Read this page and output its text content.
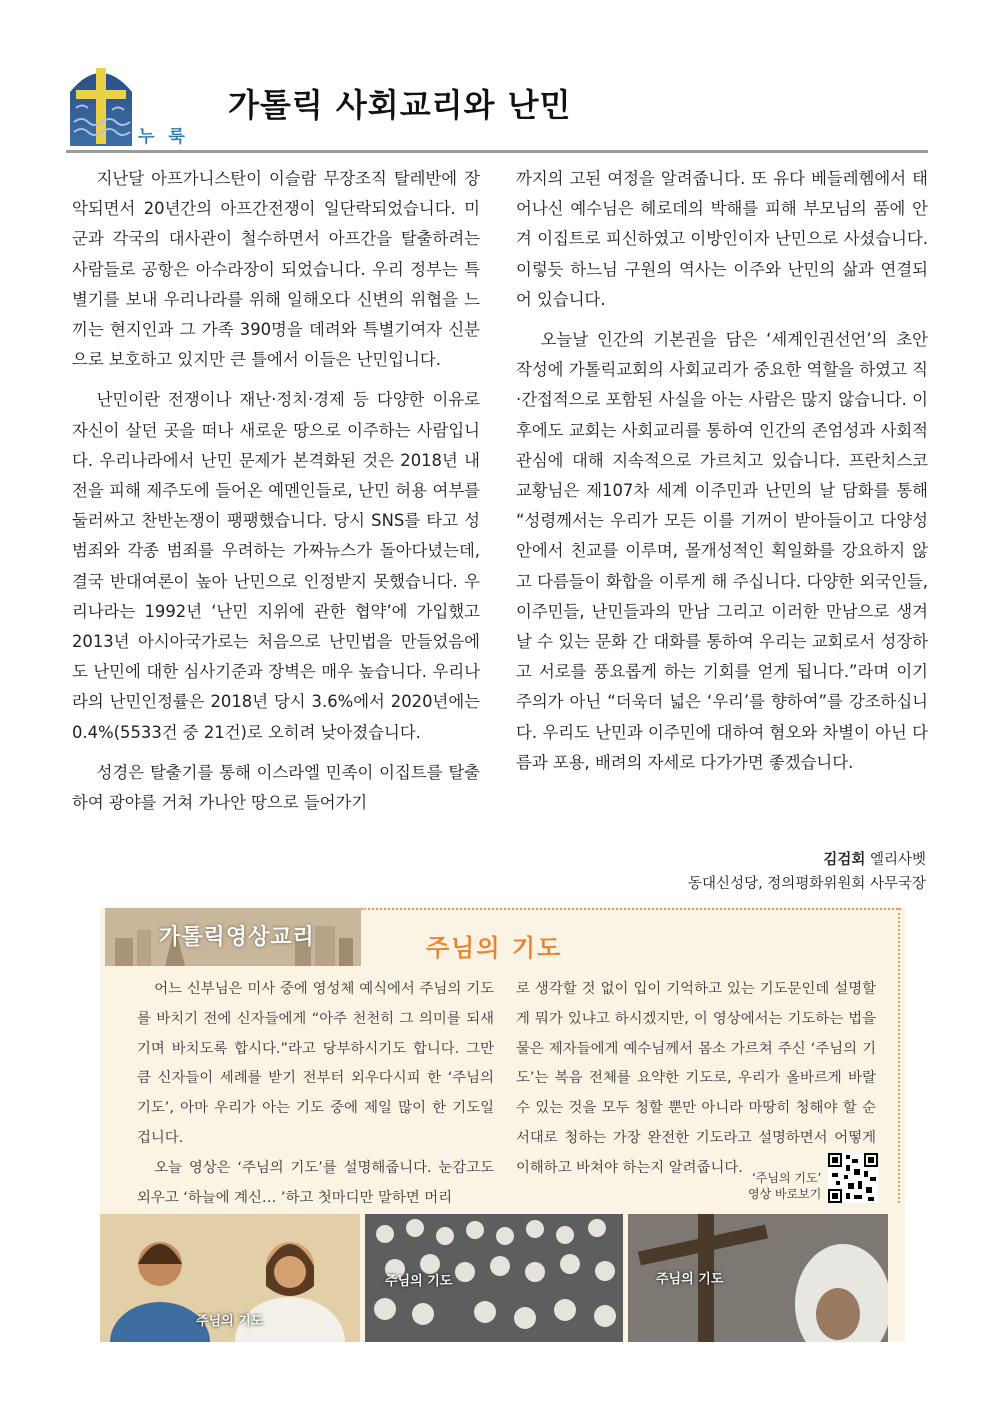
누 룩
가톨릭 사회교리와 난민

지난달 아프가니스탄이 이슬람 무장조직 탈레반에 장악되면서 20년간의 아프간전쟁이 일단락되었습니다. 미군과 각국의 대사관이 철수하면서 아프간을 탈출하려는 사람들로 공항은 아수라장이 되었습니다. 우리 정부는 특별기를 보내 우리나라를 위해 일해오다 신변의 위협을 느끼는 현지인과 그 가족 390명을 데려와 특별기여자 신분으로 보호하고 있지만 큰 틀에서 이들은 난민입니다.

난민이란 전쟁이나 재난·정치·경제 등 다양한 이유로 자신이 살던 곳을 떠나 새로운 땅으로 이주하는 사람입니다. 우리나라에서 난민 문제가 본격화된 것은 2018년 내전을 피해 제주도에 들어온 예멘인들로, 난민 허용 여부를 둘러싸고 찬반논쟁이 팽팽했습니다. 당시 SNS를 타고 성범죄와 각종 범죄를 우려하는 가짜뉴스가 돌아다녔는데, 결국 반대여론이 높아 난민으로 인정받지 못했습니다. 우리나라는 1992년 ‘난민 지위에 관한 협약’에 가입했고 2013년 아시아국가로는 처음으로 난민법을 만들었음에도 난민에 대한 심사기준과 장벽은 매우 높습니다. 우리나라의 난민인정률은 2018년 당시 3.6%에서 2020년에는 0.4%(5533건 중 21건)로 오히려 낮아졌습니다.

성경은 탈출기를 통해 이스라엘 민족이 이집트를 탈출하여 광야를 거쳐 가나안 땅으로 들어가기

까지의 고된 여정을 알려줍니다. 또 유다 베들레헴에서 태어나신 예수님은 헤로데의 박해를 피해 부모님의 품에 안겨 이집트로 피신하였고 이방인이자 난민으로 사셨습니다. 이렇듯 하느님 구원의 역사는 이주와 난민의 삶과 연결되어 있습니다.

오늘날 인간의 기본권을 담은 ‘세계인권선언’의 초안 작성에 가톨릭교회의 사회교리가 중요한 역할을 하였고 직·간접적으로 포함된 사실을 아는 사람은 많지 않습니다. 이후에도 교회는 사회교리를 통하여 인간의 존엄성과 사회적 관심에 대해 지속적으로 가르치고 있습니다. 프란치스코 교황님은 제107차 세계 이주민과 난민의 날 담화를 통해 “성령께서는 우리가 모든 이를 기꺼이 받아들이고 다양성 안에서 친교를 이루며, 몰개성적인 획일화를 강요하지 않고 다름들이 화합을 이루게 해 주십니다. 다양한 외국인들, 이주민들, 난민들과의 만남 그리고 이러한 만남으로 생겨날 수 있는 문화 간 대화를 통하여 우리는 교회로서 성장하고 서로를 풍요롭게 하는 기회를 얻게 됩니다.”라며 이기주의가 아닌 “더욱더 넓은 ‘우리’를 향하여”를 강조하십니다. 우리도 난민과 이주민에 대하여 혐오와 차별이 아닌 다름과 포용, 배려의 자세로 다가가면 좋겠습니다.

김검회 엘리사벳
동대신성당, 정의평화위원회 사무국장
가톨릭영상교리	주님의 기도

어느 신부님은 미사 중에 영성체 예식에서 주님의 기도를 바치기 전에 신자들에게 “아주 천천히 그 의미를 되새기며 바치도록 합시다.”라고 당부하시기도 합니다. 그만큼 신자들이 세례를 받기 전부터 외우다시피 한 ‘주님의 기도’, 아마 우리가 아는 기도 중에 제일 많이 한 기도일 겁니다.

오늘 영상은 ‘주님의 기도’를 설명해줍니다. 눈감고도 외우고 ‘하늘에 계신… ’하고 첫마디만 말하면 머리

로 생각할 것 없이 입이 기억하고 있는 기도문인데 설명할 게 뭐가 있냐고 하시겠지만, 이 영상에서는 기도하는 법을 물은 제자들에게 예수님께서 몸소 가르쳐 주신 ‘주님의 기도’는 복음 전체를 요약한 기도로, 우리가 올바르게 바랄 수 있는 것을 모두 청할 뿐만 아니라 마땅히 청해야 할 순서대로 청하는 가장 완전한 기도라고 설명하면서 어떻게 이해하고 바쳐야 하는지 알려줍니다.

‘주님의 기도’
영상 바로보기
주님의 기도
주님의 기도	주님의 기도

•••

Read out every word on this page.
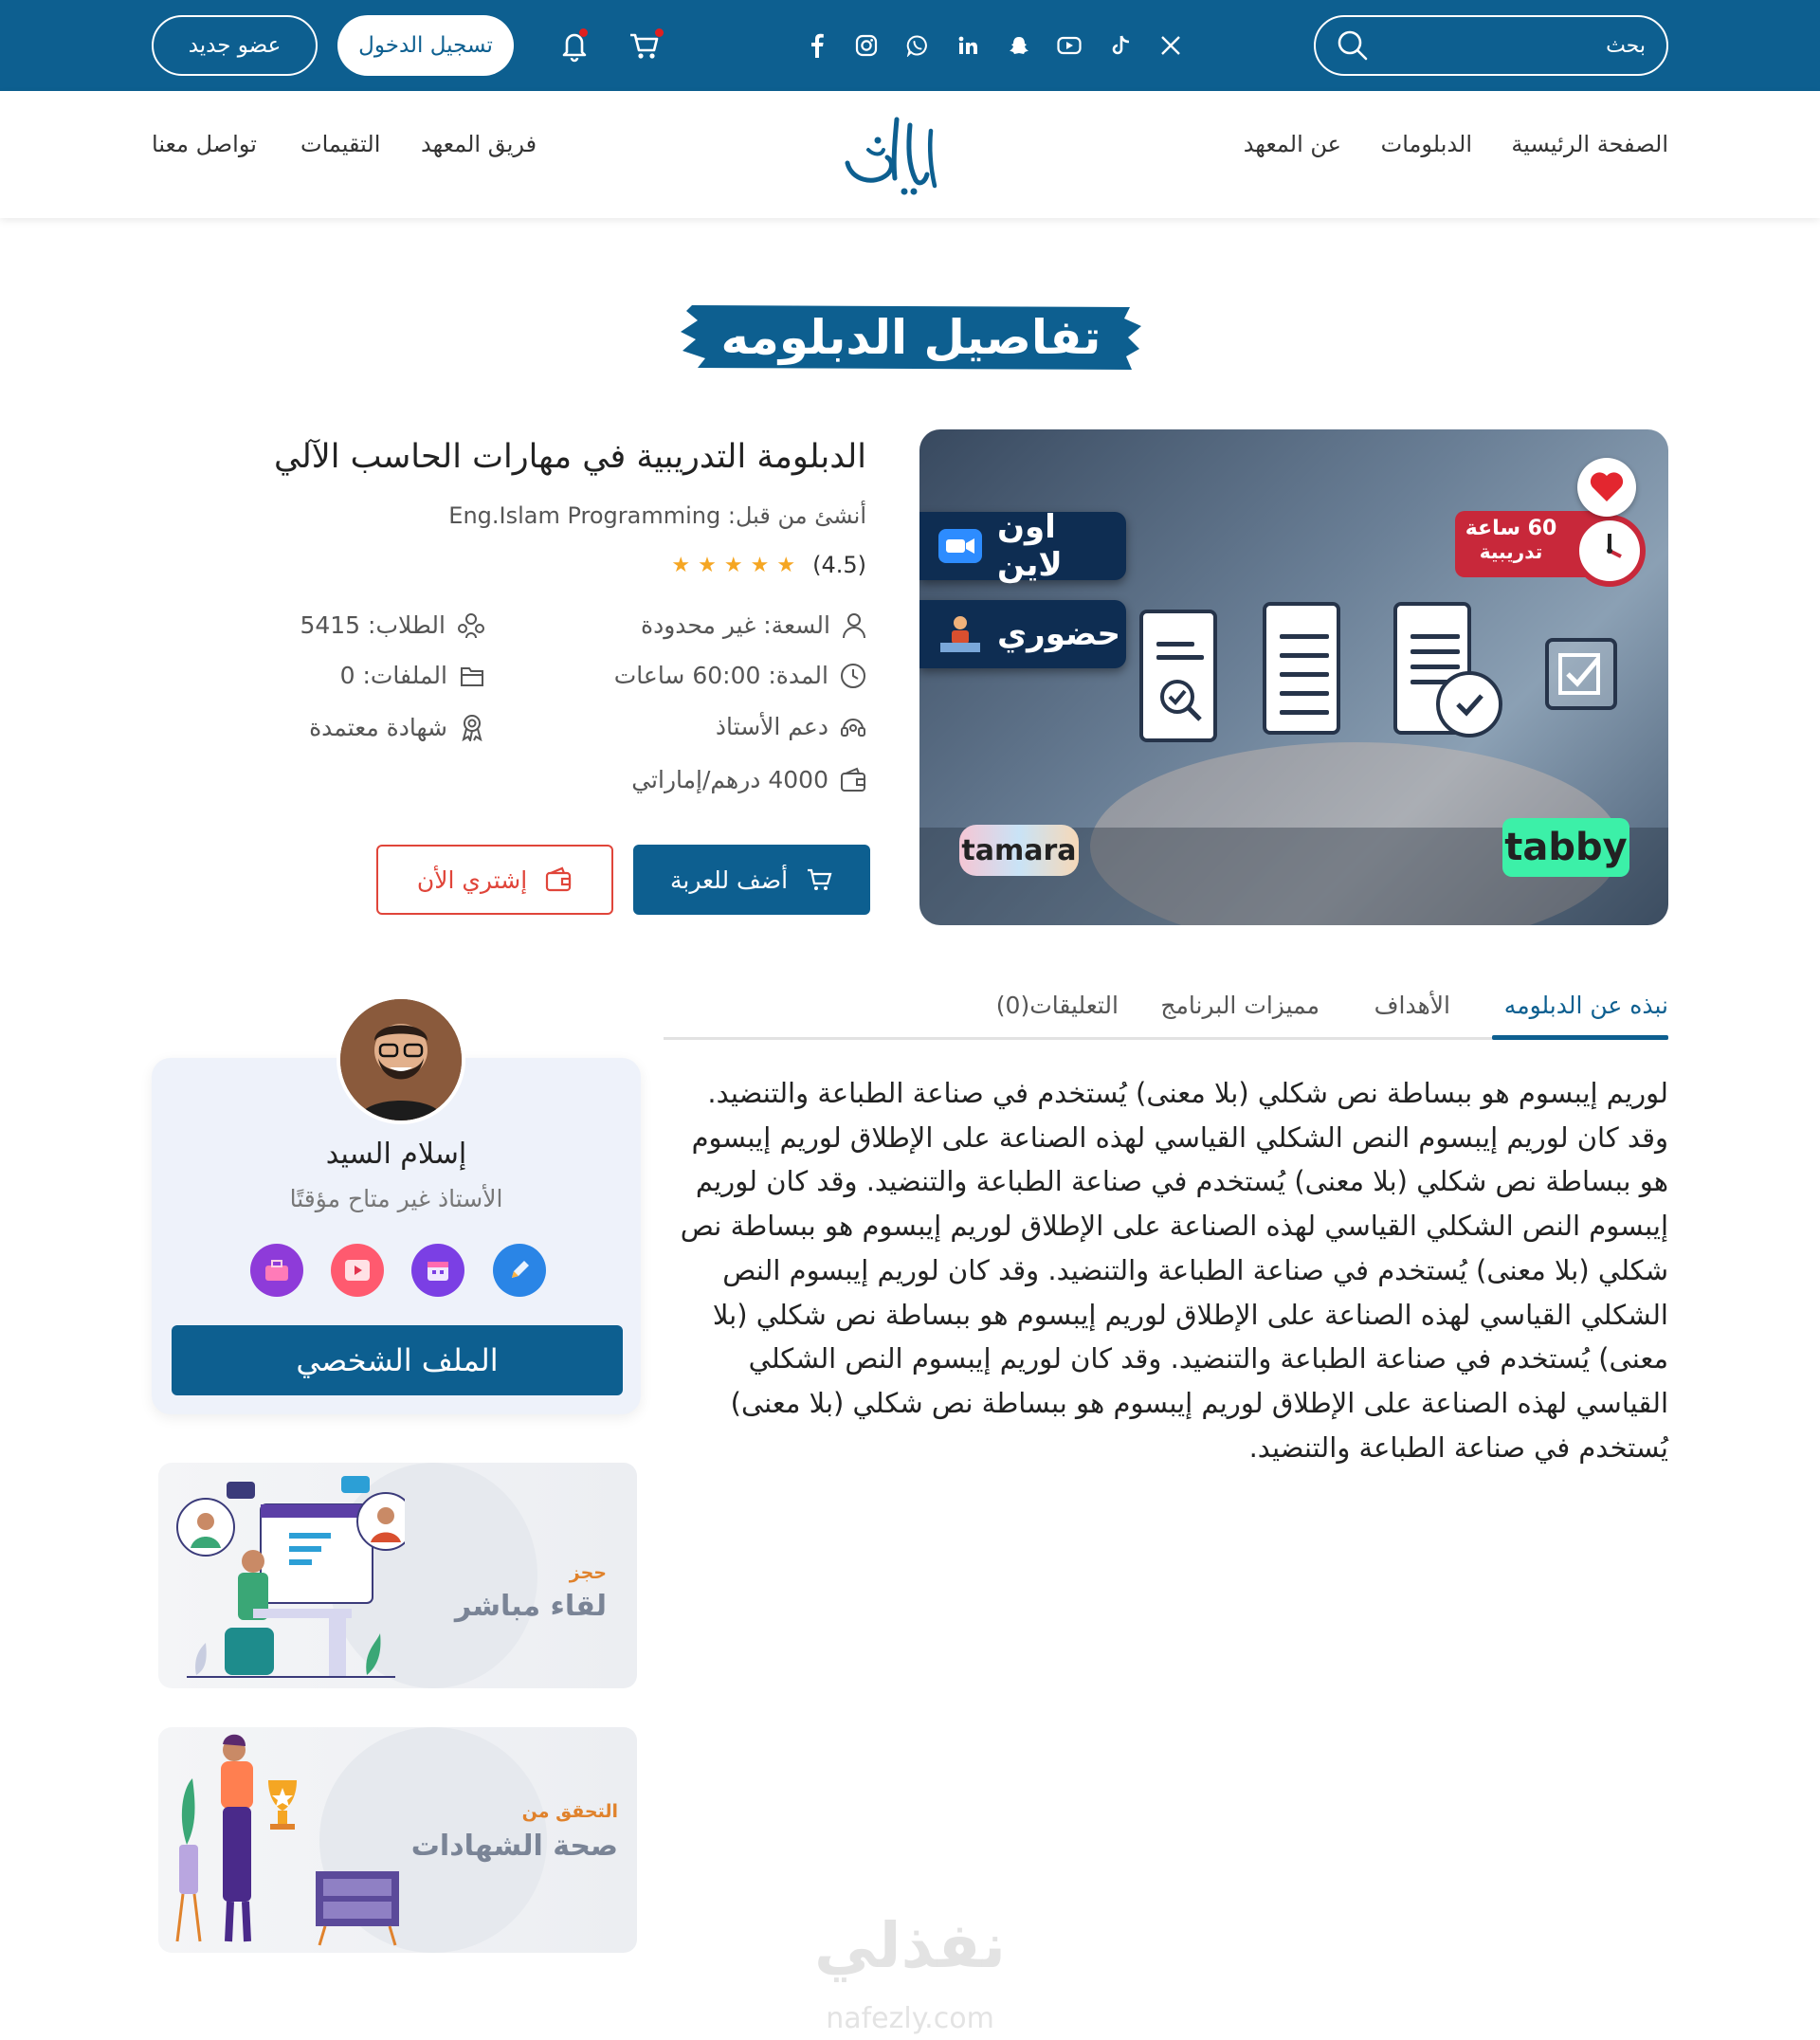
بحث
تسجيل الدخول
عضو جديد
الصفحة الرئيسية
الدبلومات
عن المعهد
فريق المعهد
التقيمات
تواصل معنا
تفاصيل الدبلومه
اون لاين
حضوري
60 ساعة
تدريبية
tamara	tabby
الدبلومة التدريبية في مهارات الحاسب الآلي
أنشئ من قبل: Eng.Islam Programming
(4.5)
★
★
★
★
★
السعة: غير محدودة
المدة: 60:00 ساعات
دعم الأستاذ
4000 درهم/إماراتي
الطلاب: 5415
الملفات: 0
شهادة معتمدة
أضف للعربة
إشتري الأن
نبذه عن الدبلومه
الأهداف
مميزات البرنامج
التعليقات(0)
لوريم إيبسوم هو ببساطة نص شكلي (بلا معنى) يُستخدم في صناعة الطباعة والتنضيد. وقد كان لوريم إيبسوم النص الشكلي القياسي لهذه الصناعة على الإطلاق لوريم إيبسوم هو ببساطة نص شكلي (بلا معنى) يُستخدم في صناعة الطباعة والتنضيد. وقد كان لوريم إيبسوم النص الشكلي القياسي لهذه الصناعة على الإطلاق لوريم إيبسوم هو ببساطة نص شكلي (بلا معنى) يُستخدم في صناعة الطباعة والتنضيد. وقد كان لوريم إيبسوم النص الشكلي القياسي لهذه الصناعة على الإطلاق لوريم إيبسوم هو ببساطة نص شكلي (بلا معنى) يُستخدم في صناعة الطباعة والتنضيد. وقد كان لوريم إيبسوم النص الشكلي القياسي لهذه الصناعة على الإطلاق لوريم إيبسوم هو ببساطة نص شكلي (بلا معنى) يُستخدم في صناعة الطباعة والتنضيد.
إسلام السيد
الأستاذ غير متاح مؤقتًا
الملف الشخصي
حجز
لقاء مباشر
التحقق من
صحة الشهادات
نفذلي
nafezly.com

•••

→ **AIM OF THE EXERCISE**
Reply with the number of lines in the preceding entries that contain "page", and no other words.

→ **ANSWER BELOW**
2